* Provided material:
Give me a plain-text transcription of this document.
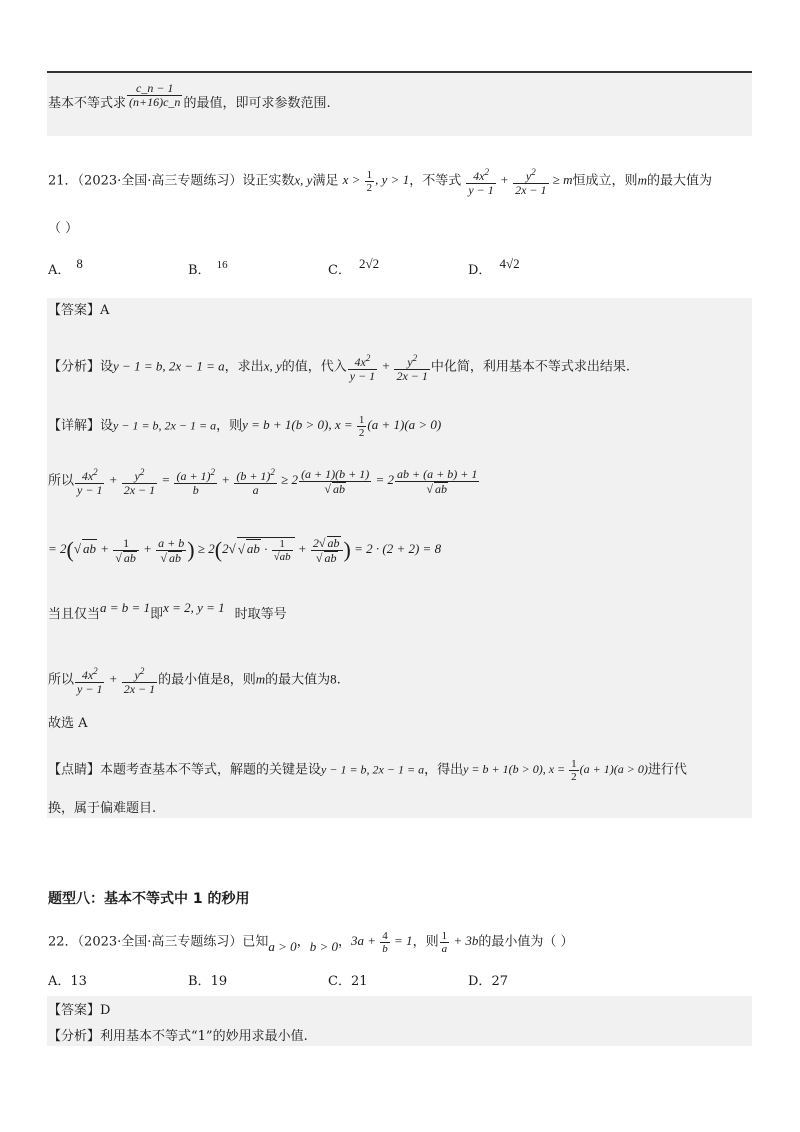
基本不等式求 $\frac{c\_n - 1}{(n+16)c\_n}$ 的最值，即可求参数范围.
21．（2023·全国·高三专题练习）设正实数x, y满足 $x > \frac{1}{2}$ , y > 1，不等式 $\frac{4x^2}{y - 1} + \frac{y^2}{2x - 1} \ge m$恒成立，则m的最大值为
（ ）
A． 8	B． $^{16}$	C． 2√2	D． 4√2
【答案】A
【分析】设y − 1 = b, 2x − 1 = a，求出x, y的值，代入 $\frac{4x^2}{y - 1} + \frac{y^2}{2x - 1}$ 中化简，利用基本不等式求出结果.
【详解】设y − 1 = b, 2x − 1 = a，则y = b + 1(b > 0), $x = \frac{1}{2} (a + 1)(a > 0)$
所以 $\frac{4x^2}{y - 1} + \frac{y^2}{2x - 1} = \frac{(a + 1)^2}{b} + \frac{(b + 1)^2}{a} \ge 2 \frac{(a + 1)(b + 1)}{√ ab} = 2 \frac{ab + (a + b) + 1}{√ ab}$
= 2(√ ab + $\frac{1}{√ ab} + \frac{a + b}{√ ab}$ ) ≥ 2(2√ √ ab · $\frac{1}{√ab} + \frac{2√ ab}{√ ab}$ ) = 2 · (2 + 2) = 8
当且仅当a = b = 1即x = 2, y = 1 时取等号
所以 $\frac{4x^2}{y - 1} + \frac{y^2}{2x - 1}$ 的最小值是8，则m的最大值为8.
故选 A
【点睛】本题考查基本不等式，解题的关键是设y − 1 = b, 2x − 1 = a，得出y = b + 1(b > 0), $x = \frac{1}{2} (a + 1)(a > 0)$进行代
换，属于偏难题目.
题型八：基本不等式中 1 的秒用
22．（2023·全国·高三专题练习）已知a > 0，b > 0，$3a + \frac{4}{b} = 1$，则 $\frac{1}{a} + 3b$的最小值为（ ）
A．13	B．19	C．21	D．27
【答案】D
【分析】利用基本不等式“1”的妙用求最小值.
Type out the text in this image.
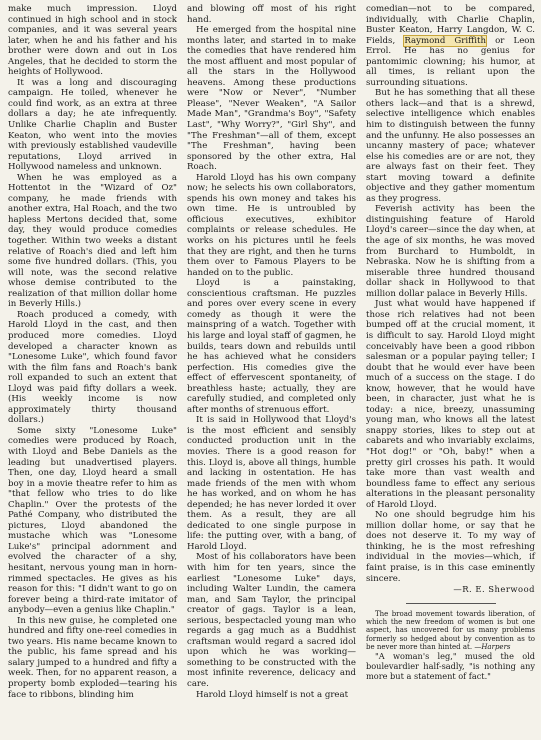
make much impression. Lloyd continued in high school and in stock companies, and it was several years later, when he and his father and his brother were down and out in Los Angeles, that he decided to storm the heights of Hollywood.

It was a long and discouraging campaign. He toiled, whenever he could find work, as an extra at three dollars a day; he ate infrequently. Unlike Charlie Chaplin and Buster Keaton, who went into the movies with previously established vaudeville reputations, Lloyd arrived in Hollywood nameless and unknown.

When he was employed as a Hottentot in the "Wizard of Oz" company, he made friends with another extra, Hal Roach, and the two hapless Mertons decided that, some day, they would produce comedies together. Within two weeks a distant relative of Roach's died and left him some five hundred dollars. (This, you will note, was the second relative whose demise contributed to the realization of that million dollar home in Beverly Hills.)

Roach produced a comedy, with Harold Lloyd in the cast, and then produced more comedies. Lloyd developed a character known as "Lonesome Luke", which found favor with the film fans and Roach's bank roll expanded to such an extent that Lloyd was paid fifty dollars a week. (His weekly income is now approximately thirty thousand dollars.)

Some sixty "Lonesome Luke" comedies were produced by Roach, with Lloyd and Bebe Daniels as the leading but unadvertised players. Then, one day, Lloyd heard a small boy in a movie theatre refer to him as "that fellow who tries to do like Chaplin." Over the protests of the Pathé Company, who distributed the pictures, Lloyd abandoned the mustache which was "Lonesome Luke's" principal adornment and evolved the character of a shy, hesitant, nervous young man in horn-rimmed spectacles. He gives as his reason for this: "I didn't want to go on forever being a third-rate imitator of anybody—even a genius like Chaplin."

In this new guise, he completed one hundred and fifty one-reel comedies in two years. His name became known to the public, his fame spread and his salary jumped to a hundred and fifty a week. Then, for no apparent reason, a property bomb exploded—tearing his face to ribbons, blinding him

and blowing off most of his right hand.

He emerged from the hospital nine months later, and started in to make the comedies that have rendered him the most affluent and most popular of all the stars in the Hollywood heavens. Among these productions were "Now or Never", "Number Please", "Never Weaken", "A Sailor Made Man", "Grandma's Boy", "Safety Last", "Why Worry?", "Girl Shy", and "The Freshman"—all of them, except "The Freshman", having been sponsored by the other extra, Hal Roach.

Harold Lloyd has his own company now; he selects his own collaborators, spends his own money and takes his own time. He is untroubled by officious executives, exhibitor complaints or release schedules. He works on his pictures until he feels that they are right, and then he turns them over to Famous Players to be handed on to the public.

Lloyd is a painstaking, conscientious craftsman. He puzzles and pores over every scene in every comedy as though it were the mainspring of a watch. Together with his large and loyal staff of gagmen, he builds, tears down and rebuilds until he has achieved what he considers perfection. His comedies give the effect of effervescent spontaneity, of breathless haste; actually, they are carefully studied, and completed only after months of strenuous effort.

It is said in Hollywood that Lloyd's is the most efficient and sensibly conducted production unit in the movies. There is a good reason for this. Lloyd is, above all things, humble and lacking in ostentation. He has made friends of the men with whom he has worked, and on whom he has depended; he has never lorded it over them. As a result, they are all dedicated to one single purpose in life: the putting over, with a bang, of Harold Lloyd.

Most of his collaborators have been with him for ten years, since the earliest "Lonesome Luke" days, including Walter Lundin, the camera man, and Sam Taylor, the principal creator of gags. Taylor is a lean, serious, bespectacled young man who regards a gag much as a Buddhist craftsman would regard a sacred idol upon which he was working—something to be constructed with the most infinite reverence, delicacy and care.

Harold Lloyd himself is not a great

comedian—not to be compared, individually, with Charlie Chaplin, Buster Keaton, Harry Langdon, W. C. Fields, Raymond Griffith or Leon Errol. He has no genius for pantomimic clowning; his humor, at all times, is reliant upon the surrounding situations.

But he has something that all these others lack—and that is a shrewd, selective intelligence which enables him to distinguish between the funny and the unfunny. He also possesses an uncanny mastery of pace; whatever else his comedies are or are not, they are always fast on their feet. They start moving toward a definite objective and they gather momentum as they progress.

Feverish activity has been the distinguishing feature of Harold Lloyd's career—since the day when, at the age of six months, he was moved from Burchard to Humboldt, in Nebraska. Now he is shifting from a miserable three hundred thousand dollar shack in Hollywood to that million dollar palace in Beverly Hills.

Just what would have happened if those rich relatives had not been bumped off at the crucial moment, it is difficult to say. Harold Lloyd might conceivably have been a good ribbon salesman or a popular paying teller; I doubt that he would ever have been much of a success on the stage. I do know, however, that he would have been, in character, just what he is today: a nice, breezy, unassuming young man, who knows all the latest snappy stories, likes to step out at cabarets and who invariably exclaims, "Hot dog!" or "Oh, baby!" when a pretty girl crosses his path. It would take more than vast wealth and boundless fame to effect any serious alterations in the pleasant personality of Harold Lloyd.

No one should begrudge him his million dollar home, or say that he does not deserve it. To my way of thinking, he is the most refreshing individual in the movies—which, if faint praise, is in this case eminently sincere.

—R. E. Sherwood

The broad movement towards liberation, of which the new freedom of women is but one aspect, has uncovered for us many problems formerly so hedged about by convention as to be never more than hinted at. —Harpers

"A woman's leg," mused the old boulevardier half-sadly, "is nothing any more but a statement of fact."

* Short problem: Reproduce all the records verbatim, excluding images.

* Response below:
Give me a plain-text transcription of this document.
基本不等式求 $\frac{c\_n - 1}{(n+16)c\_n}$ 的最值，即可求参数范围.
21．（2023·全国·高三专题练习）设正实数x, y满足 $x > \frac{1}{2}$ , y > 1，不等式 $\frac{4x^2}{y - 1} + \frac{y^2}{2x - 1} \ge m$恒成立，则m的最大值为
（ ）
A． 8	B． $^{16}$	C． 2√2	D． 4√2
【答案】A
【分析】设y − 1 = b, 2x − 1 = a，求出x, y的值，代入 $\frac{4x^2}{y - 1} + \frac{y^2}{2x - 1}$ 中化简，利用基本不等式求出结果.
【详解】设y − 1 = b, 2x − 1 = a，则y = b + 1(b > 0), $x = \frac{1}{2} (a + 1)(a > 0)$
所以 $\frac{4x^2}{y - 1} + \frac{y^2}{2x - 1} = \frac{(a + 1)^2}{b} + \frac{(b + 1)^2}{a} \ge 2 \frac{(a + 1)(b + 1)}{√ ab} = 2 \frac{ab + (a + b) + 1}{√ ab}$
= 2(√ ab + $\frac{1}{√ ab} + \frac{a + b}{√ ab}$ ) ≥ 2(2√ √ ab · $\frac{1}{√ab} + \frac{2√ ab}{√ ab}$ ) = 2 · (2 + 2) = 8
当且仅当a = b = 1即x = 2, y = 1 时取等号
所以 $\frac{4x^2}{y - 1} + \frac{y^2}{2x - 1}$ 的最小值是8，则m的最大值为8.
故选 A
【点睛】本题考查基本不等式，解题的关键是设y − 1 = b, 2x − 1 = a，得出y = b + 1(b > 0), $x = \frac{1}{2} (a + 1)(a > 0)$进行代
换，属于偏难题目.
题型八：基本不等式中 1 的秒用
22．（2023·全国·高三专题练习）已知a > 0，b > 0，$3a + \frac{4}{b} = 1$，则 $\frac{1}{a} + 3b$的最小值为（ ）
A．13	B．19	C．21	D．27
【答案】D
【分析】利用基本不等式“1”的妙用求最小值.
Type out the text in this image.
make much impression. Lloyd continued in high school and in stock companies, and it was several years later, when he and his father and his brother were down and out in Los Angeles, that he decided to storm the heights of Hollywood.

It was a long and discouraging campaign. He toiled, whenever he could find work, as an extra at three dollars a day; he ate infrequently. Unlike Charlie Chaplin and Buster Keaton, who went into the movies with previously established vaudeville reputations, Lloyd arrived in Hollywood nameless and unknown.

When he was employed as a Hottentot in the "Wizard of Oz" company, he made friends with another extra, Hal Roach, and the two hapless Mertons decided that, some day, they would produce comedies together. Within two weeks a distant relative of Roach's died and left him some five hundred dollars. (This, you will note, was the second relative whose demise contributed to the realization of that million dollar home in Beverly Hills.)

Roach produced a comedy, with Harold Lloyd in the cast, and then produced more comedies. Lloyd developed a character known as "Lonesome Luke", which found favor with the film fans and Roach's bank roll expanded to such an extent that Lloyd was paid fifty dollars a week. (His weekly income is now approximately thirty thousand dollars.)

Some sixty "Lonesome Luke" comedies were produced by Roach, with Lloyd and Bebe Daniels as the leading but unadvertised players. Then, one day, Lloyd heard a small boy in a movie theatre refer to him as "that fellow who tries to do like Chaplin." Over the protests of the Pathé Company, who distributed the pictures, Lloyd abandoned the mustache which was "Lonesome Luke's" principal adornment and evolved the character of a shy, hesitant, nervous young man in horn-rimmed spectacles. He gives as his reason for this: "I didn't want to go on forever being a third-rate imitator of anybody—even a genius like Chaplin."

In this new guise, he completed one hundred and fifty one-reel comedies in two years. His name became known to the public, his fame spread and his salary jumped to a hundred and fifty a week. Then, for no apparent reason, a property bomb exploded—tearing his face to ribbons, blinding him

and blowing off most of his right hand.

He emerged from the hospital nine months later, and started in to make the comedies that have rendered him the most affluent and most popular of all the stars in the Hollywood heavens. Among these productions were "Now or Never", "Number Please", "Never Weaken", "A Sailor Made Man", "Grandma's Boy", "Safety Last", "Why Worry?", "Girl Shy", and "The Freshman"—all of them, except "The Freshman", having been sponsored by the other extra, Hal Roach.

Harold Lloyd has his own company now; he selects his own collaborators, spends his own money and takes his own time. He is untroubled by officious executives, exhibitor complaints or release schedules. He works on his pictures until he feels that they are right, and then he turns them over to Famous Players to be handed on to the public.

Lloyd is a painstaking, conscientious craftsman. He puzzles and pores over every scene in every comedy as though it were the mainspring of a watch. Together with his large and loyal staff of gagmen, he builds, tears down and rebuilds until he has achieved what he considers perfection. His comedies give the effect of effervescent spontaneity, of breathless haste; actually, they are carefully studied, and completed only after months of strenuous effort.

It is said in Hollywood that Lloyd's is the most efficient and sensibly conducted production unit in the movies. There is a good reason for this. Lloyd is, above all things, humble and lacking in ostentation. He has made friends of the men with whom he has worked, and on whom he has depended; he has never lorded it over them. As a result, they are all dedicated to one single purpose in life: the putting over, with a bang, of Harold Lloyd.

Most of his collaborators have been with him for ten years, since the earliest "Lonesome Luke" days, including Walter Lundin, the camera man, and Sam Taylor, the principal creator of gags. Taylor is a lean, serious, bespectacled young man who regards a gag much as a Buddhist craftsman would regard a sacred idol upon which he was working—something to be constructed with the most infinite reverence, delicacy and care.

Harold Lloyd himself is not a great

comedian—not to be compared, individually, with Charlie Chaplin, Buster Keaton, Harry Langdon, W. C. Fields, Raymond Griffith or Leon Errol. He has no genius for pantomimic clowning; his humor, at all times, is reliant upon the surrounding situations.

But he has something that all these others lack—and that is a shrewd, selective intelligence which enables him to distinguish between the funny and the unfunny. He also possesses an uncanny mastery of pace; whatever else his comedies are or are not, they are always fast on their feet. They start moving toward a definite objective and they gather momentum as they progress.

Feverish activity has been the distinguishing feature of Harold Lloyd's career—since the day when, at the age of six months, he was moved from Burchard to Humboldt, in Nebraska. Now he is shifting from a miserable three hundred thousand dollar shack in Hollywood to that million dollar palace in Beverly Hills.

Just what would have happened if those rich relatives had not been bumped off at the crucial moment, it is difficult to say. Harold Lloyd might conceivably have been a good ribbon salesman or a popular paying teller; I doubt that he would ever have been much of a success on the stage. I do know, however, that he would have been, in character, just what he is today: a nice, breezy, unassuming young man, who knows all the latest snappy stories, likes to step out at cabarets and who invariably exclaims, "Hot dog!" or "Oh, baby!" when a pretty girl crosses his path. It would take more than vast wealth and boundless fame to effect any serious alterations in the pleasant personality of Harold Lloyd.

No one should begrudge him his million dollar home, or say that he does not deserve it. To my way of thinking, he is the most refreshing individual in the movies—which, if faint praise, is in this case eminently sincere.

—R. E. Sherwood

The broad movement towards liberation, of which the new freedom of women is but one aspect, has uncovered for us many problems formerly so hedged about by convention as to be never more than hinted at. —Harpers

"A woman's leg," mused the old boulevardier half-sadly, "is nothing any more but a statement of fact."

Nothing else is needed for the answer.